-------- Dataset content

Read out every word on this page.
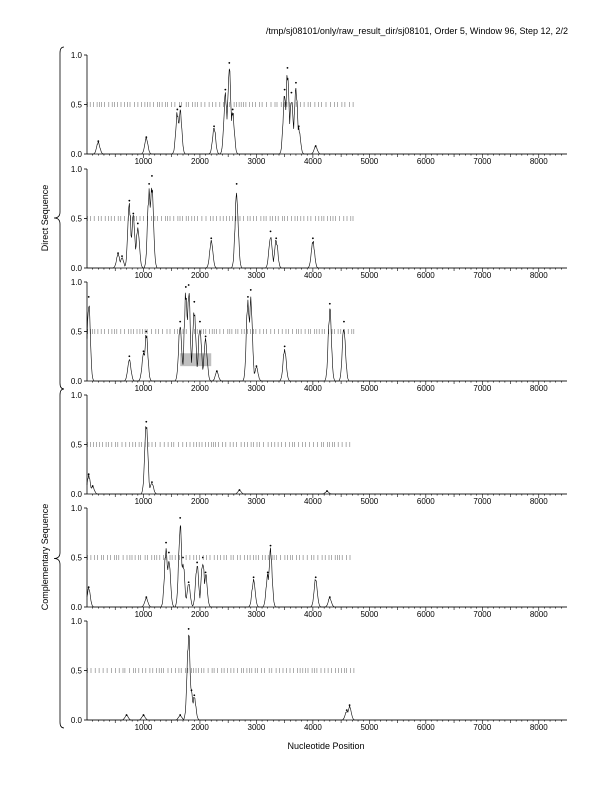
/tmp/sj08101/only/raw_result_dir/sj08101, Order 5, Window 96, Step 12, 2/2
0.0
0.5
1.0
1000	2000	3000	4000	5000	6000	7000	8000
0.0
0.5
1.0
1000	2000	3000	4000	5000	6000	7000	8000
0.0
0.5
1.0
1000	2000	3000	4000	5000	6000	7000	8000
0.0
0.5
1.0
1000	2000	3000	4000	5000	6000	7000	8000
0.0
0.5
1.0
1000	2000	3000	4000	5000	6000	7000	8000
0.0
0.5
1.0
1000	2000	3000	4000	5000	6000	7000	8000
Direct Sequence
Complementary Sequence
Nucleotide Position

----------------

Transcribe the material as is, with images omitted.

Read out every word on this page.
/tmp/sj08101/only/raw_result_dir/sj08101, Order 5, Window 96, Step 12, 2/2
0.0
0.5
1.0
1000	2000	3000	4000	5000	6000	7000	8000
0.0
0.5
1.0
1000	2000	3000	4000	5000	6000	7000	8000
0.0
0.5
1.0
1000	2000	3000	4000	5000	6000	7000	8000
0.0
0.5
1.0
1000	2000	3000	4000	5000	6000	7000	8000
0.0
0.5
1.0
1000	2000	3000	4000	5000	6000	7000	8000
0.0
0.5
1.0
1000	2000	3000	4000	5000	6000	7000	8000
Direct Sequence
Complementary Sequence
Nucleotide Position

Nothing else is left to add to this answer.